**Data for processing:**
------

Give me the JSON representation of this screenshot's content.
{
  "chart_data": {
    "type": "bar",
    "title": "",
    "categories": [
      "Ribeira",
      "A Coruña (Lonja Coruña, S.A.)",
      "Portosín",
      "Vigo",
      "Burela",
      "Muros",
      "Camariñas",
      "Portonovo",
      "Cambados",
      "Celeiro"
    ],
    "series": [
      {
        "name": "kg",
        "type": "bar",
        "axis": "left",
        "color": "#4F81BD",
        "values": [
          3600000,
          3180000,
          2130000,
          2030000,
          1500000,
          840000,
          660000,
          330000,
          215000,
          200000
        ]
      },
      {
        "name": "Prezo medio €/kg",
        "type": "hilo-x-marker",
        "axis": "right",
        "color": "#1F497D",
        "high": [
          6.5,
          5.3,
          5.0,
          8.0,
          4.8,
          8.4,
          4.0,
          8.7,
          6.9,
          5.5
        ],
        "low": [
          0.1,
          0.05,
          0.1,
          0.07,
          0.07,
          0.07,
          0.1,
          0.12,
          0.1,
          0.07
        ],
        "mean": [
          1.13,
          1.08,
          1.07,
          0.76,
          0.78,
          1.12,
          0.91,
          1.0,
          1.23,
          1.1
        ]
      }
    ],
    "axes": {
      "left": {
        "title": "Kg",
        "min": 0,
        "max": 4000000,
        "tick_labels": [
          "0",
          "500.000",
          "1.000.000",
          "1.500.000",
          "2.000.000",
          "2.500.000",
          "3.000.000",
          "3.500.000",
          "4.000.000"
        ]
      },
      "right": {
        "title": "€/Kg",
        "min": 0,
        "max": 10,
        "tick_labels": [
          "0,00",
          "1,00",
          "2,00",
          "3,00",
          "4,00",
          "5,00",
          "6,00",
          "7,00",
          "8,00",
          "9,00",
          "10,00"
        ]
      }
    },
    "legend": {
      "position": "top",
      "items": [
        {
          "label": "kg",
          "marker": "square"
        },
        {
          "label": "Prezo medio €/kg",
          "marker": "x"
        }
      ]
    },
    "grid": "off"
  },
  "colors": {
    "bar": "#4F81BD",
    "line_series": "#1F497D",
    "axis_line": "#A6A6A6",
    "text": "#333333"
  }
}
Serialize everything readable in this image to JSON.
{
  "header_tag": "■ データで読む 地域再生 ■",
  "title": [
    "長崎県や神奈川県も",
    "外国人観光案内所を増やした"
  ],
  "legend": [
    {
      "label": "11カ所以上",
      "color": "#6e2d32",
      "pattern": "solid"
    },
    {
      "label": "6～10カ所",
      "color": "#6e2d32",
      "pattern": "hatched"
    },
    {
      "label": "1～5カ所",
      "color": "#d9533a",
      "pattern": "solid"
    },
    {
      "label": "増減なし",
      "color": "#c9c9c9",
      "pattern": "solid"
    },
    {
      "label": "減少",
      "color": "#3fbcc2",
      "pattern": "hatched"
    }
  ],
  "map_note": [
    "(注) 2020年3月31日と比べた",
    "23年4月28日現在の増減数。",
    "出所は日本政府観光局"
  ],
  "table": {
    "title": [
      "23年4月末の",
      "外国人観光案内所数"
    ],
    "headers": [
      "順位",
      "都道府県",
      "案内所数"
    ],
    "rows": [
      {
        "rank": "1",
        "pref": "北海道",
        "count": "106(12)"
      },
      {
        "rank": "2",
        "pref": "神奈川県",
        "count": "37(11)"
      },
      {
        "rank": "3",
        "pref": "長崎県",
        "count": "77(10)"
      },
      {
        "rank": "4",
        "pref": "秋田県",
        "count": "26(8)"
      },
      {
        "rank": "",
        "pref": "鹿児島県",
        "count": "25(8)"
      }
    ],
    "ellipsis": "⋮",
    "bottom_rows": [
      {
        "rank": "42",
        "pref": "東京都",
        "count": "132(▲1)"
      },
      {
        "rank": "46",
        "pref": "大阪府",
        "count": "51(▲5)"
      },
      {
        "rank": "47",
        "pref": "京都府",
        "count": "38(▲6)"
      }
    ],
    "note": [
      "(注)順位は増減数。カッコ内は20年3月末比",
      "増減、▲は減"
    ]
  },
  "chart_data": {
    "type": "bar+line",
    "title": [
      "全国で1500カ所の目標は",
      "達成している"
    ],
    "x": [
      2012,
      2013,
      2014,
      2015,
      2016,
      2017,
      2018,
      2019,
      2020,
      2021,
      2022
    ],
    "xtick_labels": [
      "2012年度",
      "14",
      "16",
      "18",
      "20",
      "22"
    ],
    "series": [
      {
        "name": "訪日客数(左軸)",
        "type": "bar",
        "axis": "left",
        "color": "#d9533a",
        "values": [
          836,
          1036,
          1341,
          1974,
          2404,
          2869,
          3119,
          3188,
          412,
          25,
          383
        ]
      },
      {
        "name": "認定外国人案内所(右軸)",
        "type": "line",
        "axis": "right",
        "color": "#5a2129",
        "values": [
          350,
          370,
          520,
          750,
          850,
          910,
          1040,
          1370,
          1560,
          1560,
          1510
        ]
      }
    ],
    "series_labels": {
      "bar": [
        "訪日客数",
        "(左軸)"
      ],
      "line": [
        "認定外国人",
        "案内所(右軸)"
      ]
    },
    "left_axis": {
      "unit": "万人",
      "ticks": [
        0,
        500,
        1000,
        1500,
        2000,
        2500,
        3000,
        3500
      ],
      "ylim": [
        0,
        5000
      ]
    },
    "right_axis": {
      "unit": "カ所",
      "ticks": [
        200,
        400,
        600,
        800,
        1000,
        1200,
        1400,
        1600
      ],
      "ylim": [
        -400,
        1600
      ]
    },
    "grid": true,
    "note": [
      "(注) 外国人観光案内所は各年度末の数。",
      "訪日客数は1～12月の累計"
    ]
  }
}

------

**Problem description:**
From the records above, copy every line that holds the word "count".

**Output of the exercise:**
        "count": "106(12)"
        "count": "37(11)"
        "count": "77(10)"
        "count": "26(8)"
        "count": "25(8)"
        "count": "132(▲1)"
        "count": "51(▲5)"
        "count": "38(▲6)"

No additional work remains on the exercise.